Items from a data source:
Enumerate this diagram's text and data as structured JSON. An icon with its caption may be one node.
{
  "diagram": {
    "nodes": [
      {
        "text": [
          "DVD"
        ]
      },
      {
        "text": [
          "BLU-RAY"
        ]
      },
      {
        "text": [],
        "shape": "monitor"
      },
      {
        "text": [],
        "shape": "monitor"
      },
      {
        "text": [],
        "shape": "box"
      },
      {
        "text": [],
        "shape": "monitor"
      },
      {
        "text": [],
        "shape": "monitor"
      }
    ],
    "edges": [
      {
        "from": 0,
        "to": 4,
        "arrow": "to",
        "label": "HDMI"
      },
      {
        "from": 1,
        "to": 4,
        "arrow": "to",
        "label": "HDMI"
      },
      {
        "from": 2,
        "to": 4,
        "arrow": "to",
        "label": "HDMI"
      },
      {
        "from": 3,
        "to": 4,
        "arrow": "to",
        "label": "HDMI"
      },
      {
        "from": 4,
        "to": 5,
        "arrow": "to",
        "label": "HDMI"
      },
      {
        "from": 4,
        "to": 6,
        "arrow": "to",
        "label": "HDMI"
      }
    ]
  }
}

==

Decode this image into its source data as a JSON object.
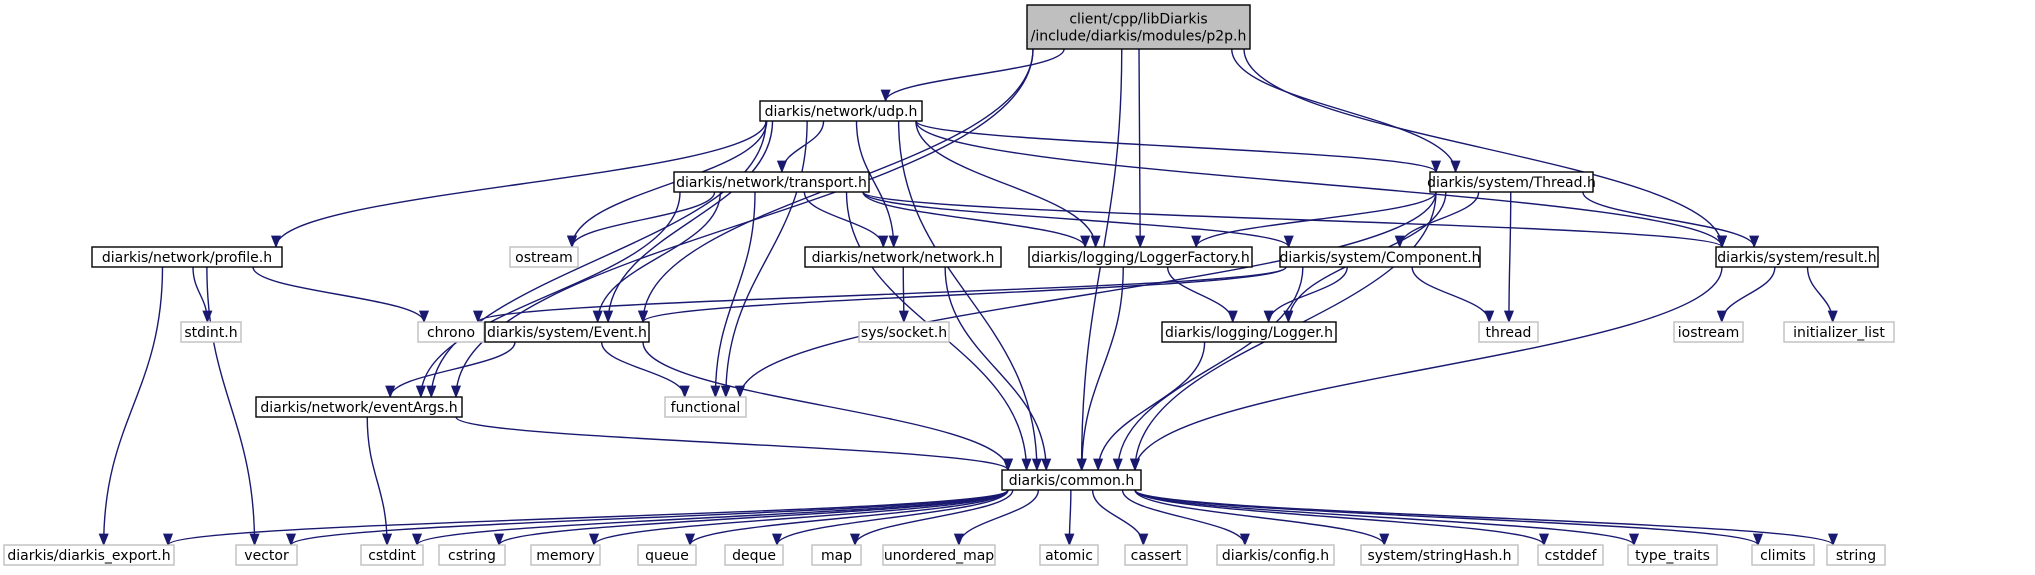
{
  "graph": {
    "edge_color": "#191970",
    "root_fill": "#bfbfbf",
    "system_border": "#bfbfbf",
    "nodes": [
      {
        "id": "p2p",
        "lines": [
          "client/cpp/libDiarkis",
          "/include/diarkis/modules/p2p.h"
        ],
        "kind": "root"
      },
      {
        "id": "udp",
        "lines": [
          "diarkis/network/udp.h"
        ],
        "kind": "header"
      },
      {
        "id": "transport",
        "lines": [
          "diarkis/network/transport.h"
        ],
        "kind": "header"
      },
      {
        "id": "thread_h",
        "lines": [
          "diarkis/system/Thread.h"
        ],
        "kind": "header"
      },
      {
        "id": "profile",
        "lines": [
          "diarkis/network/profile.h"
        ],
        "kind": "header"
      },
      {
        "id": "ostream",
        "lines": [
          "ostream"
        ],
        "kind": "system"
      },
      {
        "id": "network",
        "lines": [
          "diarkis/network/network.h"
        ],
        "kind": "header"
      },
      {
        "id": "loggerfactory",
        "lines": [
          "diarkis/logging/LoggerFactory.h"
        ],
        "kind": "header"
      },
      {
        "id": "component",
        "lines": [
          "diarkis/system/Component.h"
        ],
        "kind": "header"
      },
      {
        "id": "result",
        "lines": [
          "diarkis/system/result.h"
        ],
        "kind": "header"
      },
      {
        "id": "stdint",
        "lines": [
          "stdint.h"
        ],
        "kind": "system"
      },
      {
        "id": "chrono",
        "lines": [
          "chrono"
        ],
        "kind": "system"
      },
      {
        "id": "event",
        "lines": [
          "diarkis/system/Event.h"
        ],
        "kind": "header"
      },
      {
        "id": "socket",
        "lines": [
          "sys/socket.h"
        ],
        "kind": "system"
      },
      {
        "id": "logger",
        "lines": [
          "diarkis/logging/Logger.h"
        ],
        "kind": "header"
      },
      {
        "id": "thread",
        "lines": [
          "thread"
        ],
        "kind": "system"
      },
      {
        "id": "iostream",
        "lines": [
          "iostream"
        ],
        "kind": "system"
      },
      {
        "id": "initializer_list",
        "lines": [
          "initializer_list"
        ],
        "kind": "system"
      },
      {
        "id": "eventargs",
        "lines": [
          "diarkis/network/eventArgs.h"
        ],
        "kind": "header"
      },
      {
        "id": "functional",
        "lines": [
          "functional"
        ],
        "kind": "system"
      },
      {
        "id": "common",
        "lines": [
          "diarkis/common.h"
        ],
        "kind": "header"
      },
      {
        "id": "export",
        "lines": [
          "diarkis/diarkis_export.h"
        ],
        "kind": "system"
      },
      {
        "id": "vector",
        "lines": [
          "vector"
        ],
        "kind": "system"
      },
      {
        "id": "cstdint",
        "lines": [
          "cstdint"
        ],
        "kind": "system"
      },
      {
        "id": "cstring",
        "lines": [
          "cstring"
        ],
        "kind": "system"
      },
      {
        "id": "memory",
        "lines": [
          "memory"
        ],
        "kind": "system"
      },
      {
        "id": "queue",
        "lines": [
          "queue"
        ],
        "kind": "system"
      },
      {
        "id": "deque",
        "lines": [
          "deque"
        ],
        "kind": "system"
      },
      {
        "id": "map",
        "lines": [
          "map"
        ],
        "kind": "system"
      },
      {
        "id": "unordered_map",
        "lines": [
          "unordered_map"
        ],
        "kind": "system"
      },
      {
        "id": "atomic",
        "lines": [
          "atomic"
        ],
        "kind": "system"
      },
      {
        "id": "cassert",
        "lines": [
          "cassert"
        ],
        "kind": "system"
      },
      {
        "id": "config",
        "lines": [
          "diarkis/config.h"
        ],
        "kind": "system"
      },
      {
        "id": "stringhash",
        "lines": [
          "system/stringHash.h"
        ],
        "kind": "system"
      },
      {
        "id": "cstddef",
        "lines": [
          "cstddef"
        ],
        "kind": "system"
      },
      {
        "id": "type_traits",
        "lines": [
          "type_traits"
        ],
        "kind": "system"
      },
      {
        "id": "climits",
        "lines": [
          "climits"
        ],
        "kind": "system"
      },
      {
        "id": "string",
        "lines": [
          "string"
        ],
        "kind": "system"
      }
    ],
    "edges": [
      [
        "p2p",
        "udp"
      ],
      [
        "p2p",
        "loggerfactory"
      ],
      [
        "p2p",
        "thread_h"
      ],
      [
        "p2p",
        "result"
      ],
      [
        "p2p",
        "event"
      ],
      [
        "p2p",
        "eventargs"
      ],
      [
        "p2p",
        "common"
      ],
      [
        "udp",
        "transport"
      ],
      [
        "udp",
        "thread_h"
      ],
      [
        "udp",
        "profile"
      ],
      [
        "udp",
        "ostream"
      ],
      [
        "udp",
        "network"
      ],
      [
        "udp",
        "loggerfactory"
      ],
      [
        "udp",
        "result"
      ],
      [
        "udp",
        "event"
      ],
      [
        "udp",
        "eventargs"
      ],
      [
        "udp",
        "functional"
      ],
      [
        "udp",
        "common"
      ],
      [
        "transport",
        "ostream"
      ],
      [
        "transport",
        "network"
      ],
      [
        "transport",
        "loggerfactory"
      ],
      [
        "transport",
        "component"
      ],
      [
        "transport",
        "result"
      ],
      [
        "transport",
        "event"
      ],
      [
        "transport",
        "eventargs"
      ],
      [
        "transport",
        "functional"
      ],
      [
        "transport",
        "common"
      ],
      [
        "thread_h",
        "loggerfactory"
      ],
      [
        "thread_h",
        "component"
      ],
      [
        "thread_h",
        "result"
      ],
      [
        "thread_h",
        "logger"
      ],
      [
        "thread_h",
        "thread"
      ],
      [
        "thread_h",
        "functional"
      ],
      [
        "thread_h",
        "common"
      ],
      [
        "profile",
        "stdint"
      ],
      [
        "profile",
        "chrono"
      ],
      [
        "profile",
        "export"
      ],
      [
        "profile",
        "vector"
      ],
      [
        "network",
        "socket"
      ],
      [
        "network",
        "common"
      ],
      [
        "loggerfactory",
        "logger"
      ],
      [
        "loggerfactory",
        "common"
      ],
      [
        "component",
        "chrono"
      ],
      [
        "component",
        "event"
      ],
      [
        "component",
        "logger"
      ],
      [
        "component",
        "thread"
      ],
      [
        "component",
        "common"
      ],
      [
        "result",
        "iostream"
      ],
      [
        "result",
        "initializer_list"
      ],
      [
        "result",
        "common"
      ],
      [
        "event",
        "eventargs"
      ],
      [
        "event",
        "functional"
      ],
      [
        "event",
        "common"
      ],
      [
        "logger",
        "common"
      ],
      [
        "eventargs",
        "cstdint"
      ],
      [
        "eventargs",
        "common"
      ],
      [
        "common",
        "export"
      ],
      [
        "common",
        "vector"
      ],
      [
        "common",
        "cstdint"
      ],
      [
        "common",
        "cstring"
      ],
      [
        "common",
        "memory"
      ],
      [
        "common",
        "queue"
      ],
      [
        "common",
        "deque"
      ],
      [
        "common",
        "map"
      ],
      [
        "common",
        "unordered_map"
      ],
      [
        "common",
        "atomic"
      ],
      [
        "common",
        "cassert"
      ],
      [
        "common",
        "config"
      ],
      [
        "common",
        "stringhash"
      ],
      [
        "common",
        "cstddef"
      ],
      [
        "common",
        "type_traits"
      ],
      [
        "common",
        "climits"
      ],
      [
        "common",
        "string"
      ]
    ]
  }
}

---

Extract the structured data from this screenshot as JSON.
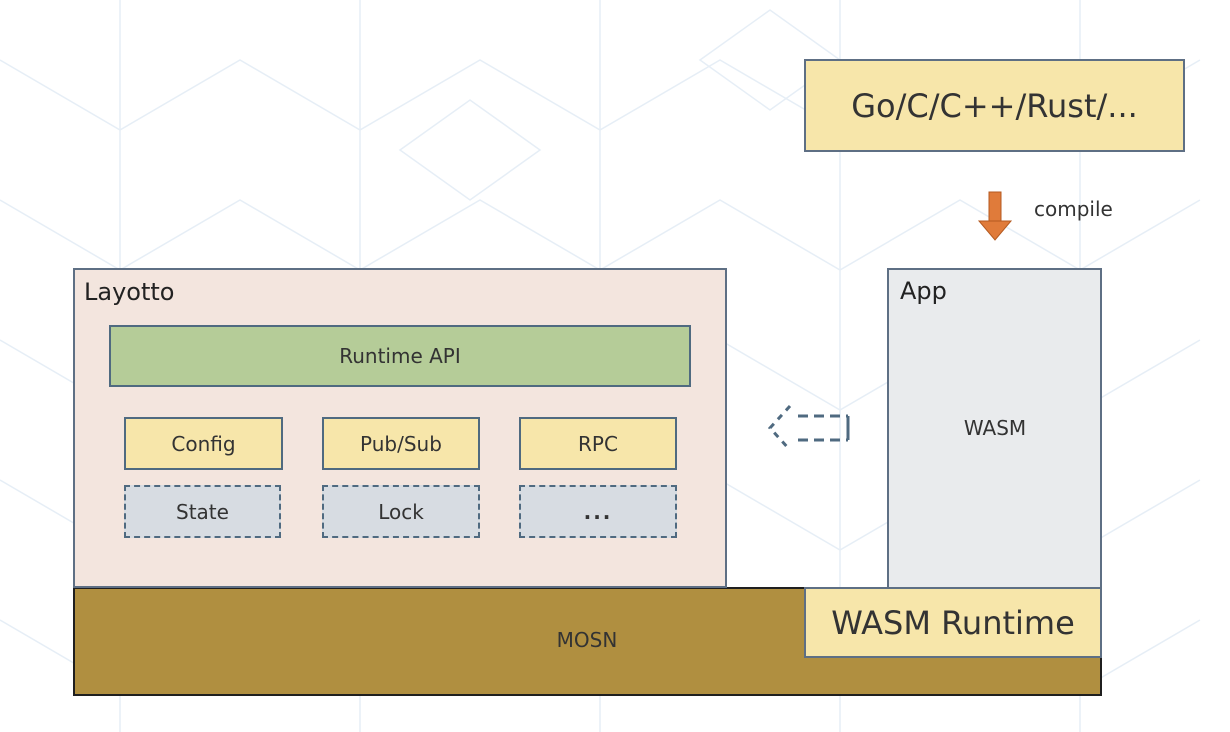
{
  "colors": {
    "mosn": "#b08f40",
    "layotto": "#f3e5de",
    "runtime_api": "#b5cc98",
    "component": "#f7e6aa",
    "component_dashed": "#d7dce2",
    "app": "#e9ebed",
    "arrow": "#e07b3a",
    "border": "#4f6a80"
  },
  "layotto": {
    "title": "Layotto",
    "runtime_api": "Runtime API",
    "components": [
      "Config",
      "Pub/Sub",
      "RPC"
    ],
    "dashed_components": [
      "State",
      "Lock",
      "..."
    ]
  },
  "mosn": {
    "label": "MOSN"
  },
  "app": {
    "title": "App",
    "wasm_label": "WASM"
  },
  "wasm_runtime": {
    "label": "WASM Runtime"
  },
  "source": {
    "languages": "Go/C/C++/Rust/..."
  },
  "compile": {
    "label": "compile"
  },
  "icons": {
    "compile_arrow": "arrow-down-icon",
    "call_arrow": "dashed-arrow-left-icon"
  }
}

--- What you need to do ---
Look through the records and gather each line with the word "bfbfbf".

--- Written solution ---
    "root_fill": "#bfbfbf",
    "system_border": "#bfbfbf",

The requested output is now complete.